#### DATASET:
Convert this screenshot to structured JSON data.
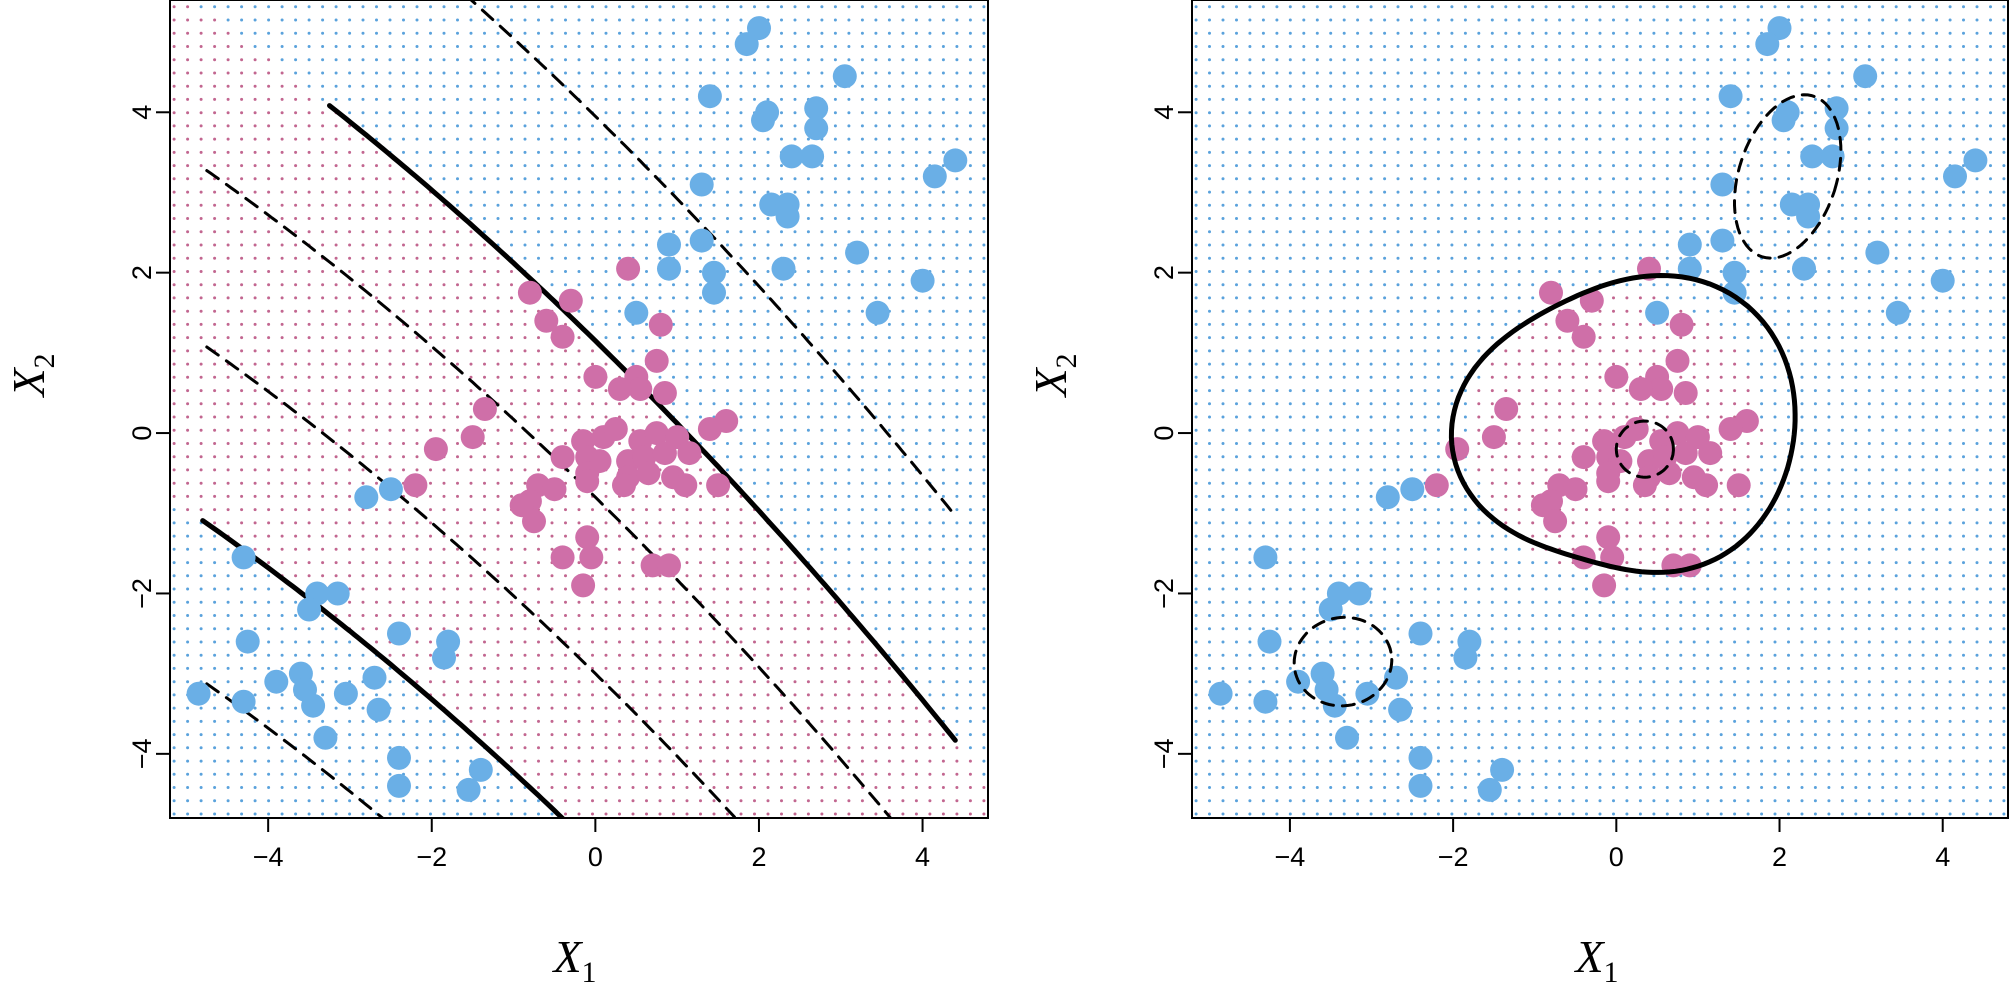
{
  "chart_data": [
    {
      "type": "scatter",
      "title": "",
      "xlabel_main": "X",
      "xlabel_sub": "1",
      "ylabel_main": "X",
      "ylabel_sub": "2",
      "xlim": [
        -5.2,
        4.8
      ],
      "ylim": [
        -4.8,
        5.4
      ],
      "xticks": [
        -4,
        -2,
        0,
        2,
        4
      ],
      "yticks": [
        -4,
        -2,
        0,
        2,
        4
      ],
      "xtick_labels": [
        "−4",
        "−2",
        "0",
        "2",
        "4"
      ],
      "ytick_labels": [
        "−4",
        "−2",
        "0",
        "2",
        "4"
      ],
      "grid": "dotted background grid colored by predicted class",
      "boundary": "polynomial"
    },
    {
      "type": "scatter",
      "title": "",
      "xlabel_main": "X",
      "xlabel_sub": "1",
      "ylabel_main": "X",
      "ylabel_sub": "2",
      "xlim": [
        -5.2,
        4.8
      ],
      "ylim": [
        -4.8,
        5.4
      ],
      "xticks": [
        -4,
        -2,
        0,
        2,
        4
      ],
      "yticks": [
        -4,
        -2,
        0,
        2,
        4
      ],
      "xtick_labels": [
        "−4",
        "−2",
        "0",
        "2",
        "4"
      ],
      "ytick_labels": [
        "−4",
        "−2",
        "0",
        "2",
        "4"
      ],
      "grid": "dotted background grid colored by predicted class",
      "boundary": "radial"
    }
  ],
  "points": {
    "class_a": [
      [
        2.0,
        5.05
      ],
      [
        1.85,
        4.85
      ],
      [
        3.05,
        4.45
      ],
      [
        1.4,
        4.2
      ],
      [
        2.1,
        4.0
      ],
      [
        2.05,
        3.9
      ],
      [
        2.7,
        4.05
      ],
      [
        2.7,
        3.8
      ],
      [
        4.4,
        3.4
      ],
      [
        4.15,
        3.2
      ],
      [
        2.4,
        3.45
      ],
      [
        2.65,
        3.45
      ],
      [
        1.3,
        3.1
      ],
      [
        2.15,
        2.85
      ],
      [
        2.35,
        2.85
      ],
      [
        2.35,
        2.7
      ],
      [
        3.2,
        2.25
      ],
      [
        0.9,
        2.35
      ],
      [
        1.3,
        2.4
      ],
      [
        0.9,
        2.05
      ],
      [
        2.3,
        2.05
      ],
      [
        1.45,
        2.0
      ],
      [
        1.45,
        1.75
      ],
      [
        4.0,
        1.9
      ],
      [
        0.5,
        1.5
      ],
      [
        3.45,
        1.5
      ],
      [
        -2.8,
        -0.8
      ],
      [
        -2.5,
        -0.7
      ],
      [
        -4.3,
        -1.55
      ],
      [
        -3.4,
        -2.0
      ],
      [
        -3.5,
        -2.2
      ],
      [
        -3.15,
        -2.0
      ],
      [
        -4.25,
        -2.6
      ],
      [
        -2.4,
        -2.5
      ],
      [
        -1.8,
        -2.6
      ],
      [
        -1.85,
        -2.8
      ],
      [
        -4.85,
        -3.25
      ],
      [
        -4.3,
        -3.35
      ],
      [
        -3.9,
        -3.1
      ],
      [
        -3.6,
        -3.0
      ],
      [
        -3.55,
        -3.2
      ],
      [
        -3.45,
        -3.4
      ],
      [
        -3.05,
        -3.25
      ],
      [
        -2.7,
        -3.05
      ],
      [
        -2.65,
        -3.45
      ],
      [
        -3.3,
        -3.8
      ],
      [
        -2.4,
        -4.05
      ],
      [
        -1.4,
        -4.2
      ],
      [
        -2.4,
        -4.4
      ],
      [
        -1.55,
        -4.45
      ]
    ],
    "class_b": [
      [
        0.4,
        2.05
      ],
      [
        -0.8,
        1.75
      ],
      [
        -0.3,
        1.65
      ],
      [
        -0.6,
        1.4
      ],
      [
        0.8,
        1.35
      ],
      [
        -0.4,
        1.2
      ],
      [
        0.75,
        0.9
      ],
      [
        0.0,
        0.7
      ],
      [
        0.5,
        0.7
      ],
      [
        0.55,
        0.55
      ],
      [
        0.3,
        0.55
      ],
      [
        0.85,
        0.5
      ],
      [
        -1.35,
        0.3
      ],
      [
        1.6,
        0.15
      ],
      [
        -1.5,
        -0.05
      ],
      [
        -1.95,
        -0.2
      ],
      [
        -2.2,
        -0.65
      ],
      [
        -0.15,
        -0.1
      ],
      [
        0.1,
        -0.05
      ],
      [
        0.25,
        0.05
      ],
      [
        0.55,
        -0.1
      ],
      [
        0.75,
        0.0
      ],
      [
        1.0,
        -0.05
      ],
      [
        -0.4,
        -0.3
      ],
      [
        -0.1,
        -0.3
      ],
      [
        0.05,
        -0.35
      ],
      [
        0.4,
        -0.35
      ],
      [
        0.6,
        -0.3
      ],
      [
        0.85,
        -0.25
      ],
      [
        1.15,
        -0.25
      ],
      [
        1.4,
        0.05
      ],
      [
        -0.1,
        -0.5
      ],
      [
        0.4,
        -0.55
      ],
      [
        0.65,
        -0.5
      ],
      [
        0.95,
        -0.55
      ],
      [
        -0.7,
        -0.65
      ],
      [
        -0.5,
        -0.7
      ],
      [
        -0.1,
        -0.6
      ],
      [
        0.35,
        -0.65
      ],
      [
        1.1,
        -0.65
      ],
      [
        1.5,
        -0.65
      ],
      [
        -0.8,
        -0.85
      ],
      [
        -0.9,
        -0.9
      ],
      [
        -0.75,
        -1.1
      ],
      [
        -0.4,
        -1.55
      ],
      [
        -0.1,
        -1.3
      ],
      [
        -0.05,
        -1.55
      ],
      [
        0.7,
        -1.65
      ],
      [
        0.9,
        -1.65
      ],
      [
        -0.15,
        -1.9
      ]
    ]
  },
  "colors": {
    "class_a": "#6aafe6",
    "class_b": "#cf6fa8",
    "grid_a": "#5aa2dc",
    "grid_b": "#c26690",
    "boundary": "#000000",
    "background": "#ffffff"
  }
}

#### EXERCISE DESCRIPTION:
Return to the listing above and set it down exactly, leaving out its pictures.

#### EXERCISE SOLUTION:
Convert this screenshot to structured JSON data.
{
  "chart_data": [
    {
      "type": "scatter",
      "title": "",
      "xlabel_main": "X",
      "xlabel_sub": "1",
      "ylabel_main": "X",
      "ylabel_sub": "2",
      "xlim": [
        -5.2,
        4.8
      ],
      "ylim": [
        -4.8,
        5.4
      ],
      "xticks": [
        -4,
        -2,
        0,
        2,
        4
      ],
      "yticks": [
        -4,
        -2,
        0,
        2,
        4
      ],
      "xtick_labels": [
        "−4",
        "−2",
        "0",
        "2",
        "4"
      ],
      "ytick_labels": [
        "−4",
        "−2",
        "0",
        "2",
        "4"
      ],
      "grid": "dotted background grid colored by predicted class",
      "boundary": "polynomial"
    },
    {
      "type": "scatter",
      "title": "",
      "xlabel_main": "X",
      "xlabel_sub": "1",
      "ylabel_main": "X",
      "ylabel_sub": "2",
      "xlim": [
        -5.2,
        4.8
      ],
      "ylim": [
        -4.8,
        5.4
      ],
      "xticks": [
        -4,
        -2,
        0,
        2,
        4
      ],
      "yticks": [
        -4,
        -2,
        0,
        2,
        4
      ],
      "xtick_labels": [
        "−4",
        "−2",
        "0",
        "2",
        "4"
      ],
      "ytick_labels": [
        "−4",
        "−2",
        "0",
        "2",
        "4"
      ],
      "grid": "dotted background grid colored by predicted class",
      "boundary": "radial"
    }
  ],
  "points": {
    "class_a": [
      [
        2.0,
        5.05
      ],
      [
        1.85,
        4.85
      ],
      [
        3.05,
        4.45
      ],
      [
        1.4,
        4.2
      ],
      [
        2.1,
        4.0
      ],
      [
        2.05,
        3.9
      ],
      [
        2.7,
        4.05
      ],
      [
        2.7,
        3.8
      ],
      [
        4.4,
        3.4
      ],
      [
        4.15,
        3.2
      ],
      [
        2.4,
        3.45
      ],
      [
        2.65,
        3.45
      ],
      [
        1.3,
        3.1
      ],
      [
        2.15,
        2.85
      ],
      [
        2.35,
        2.85
      ],
      [
        2.35,
        2.7
      ],
      [
        3.2,
        2.25
      ],
      [
        0.9,
        2.35
      ],
      [
        1.3,
        2.4
      ],
      [
        0.9,
        2.05
      ],
      [
        2.3,
        2.05
      ],
      [
        1.45,
        2.0
      ],
      [
        1.45,
        1.75
      ],
      [
        4.0,
        1.9
      ],
      [
        0.5,
        1.5
      ],
      [
        3.45,
        1.5
      ],
      [
        -2.8,
        -0.8
      ],
      [
        -2.5,
        -0.7
      ],
      [
        -4.3,
        -1.55
      ],
      [
        -3.4,
        -2.0
      ],
      [
        -3.5,
        -2.2
      ],
      [
        -3.15,
        -2.0
      ],
      [
        -4.25,
        -2.6
      ],
      [
        -2.4,
        -2.5
      ],
      [
        -1.8,
        -2.6
      ],
      [
        -1.85,
        -2.8
      ],
      [
        -4.85,
        -3.25
      ],
      [
        -4.3,
        -3.35
      ],
      [
        -3.9,
        -3.1
      ],
      [
        -3.6,
        -3.0
      ],
      [
        -3.55,
        -3.2
      ],
      [
        -3.45,
        -3.4
      ],
      [
        -3.05,
        -3.25
      ],
      [
        -2.7,
        -3.05
      ],
      [
        -2.65,
        -3.45
      ],
      [
        -3.3,
        -3.8
      ],
      [
        -2.4,
        -4.05
      ],
      [
        -1.4,
        -4.2
      ],
      [
        -2.4,
        -4.4
      ],
      [
        -1.55,
        -4.45
      ]
    ],
    "class_b": [
      [
        0.4,
        2.05
      ],
      [
        -0.8,
        1.75
      ],
      [
        -0.3,
        1.65
      ],
      [
        -0.6,
        1.4
      ],
      [
        0.8,
        1.35
      ],
      [
        -0.4,
        1.2
      ],
      [
        0.75,
        0.9
      ],
      [
        0.0,
        0.7
      ],
      [
        0.5,
        0.7
      ],
      [
        0.55,
        0.55
      ],
      [
        0.3,
        0.55
      ],
      [
        0.85,
        0.5
      ],
      [
        -1.35,
        0.3
      ],
      [
        1.6,
        0.15
      ],
      [
        -1.5,
        -0.05
      ],
      [
        -1.95,
        -0.2
      ],
      [
        -2.2,
        -0.65
      ],
      [
        -0.15,
        -0.1
      ],
      [
        0.1,
        -0.05
      ],
      [
        0.25,
        0.05
      ],
      [
        0.55,
        -0.1
      ],
      [
        0.75,
        0.0
      ],
      [
        1.0,
        -0.05
      ],
      [
        -0.4,
        -0.3
      ],
      [
        -0.1,
        -0.3
      ],
      [
        0.05,
        -0.35
      ],
      [
        0.4,
        -0.35
      ],
      [
        0.6,
        -0.3
      ],
      [
        0.85,
        -0.25
      ],
      [
        1.15,
        -0.25
      ],
      [
        1.4,
        0.05
      ],
      [
        -0.1,
        -0.5
      ],
      [
        0.4,
        -0.55
      ],
      [
        0.65,
        -0.5
      ],
      [
        0.95,
        -0.55
      ],
      [
        -0.7,
        -0.65
      ],
      [
        -0.5,
        -0.7
      ],
      [
        -0.1,
        -0.6
      ],
      [
        0.35,
        -0.65
      ],
      [
        1.1,
        -0.65
      ],
      [
        1.5,
        -0.65
      ],
      [
        -0.8,
        -0.85
      ],
      [
        -0.9,
        -0.9
      ],
      [
        -0.75,
        -1.1
      ],
      [
        -0.4,
        -1.55
      ],
      [
        -0.1,
        -1.3
      ],
      [
        -0.05,
        -1.55
      ],
      [
        0.7,
        -1.65
      ],
      [
        0.9,
        -1.65
      ],
      [
        -0.15,
        -1.9
      ]
    ]
  },
  "colors": {
    "class_a": "#6aafe6",
    "class_b": "#cf6fa8",
    "grid_a": "#5aa2dc",
    "grid_b": "#c26690",
    "boundary": "#000000",
    "background": "#ffffff"
  }
}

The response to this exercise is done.